WHAT NEEDS TO BE DONE =>
Below are records; work out how many of their lines contain "ceramica" and give only that number.

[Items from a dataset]
###

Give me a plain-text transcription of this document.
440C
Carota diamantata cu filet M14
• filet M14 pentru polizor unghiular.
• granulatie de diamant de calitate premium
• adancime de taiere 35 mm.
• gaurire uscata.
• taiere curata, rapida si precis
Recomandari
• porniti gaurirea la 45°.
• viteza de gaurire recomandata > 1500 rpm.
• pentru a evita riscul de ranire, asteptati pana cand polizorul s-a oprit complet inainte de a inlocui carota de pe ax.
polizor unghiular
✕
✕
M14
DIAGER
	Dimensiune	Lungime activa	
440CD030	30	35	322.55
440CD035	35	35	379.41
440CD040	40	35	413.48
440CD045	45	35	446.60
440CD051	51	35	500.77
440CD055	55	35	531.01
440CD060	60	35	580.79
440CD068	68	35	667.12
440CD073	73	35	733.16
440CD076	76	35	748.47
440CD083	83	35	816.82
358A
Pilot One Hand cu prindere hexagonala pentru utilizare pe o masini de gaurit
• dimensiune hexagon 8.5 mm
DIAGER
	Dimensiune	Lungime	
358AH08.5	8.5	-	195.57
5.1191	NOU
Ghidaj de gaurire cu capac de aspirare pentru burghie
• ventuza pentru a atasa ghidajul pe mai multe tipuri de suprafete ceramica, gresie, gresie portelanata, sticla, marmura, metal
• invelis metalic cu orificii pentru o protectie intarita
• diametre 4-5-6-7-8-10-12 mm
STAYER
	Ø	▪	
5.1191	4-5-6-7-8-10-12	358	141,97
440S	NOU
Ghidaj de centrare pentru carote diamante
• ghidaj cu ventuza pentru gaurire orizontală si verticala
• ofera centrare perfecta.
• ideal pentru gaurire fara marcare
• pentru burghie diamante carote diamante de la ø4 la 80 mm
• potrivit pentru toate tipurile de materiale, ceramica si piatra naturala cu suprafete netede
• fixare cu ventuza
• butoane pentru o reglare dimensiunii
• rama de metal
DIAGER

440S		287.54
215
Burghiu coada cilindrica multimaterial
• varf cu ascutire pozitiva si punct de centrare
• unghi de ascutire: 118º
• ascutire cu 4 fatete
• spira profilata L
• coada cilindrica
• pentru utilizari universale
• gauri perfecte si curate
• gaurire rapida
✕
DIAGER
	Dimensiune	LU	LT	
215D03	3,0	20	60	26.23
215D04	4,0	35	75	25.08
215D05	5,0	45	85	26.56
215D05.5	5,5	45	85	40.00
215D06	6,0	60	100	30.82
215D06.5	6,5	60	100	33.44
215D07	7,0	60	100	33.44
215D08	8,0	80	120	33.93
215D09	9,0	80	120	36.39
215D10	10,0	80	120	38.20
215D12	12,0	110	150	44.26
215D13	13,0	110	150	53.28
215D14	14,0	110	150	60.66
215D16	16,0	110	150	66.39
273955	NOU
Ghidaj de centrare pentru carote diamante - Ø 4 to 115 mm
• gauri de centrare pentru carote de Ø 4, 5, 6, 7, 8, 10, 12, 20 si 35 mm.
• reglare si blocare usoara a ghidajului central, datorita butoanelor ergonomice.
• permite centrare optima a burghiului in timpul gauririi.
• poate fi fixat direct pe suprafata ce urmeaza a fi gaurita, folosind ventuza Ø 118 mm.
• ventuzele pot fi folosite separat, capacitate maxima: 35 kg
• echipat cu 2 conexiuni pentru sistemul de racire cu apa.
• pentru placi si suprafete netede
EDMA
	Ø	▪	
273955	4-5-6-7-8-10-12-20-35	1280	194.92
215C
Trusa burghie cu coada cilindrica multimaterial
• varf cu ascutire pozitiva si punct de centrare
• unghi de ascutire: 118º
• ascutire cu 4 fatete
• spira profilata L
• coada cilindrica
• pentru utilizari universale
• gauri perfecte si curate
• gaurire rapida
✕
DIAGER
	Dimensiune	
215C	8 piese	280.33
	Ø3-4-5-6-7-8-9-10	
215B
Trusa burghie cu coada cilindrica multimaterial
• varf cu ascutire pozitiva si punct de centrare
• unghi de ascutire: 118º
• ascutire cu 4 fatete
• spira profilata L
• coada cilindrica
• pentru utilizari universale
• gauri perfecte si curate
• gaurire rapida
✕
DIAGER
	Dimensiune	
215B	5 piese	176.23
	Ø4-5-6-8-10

###

REPLY TO THE EXERCISE =>
2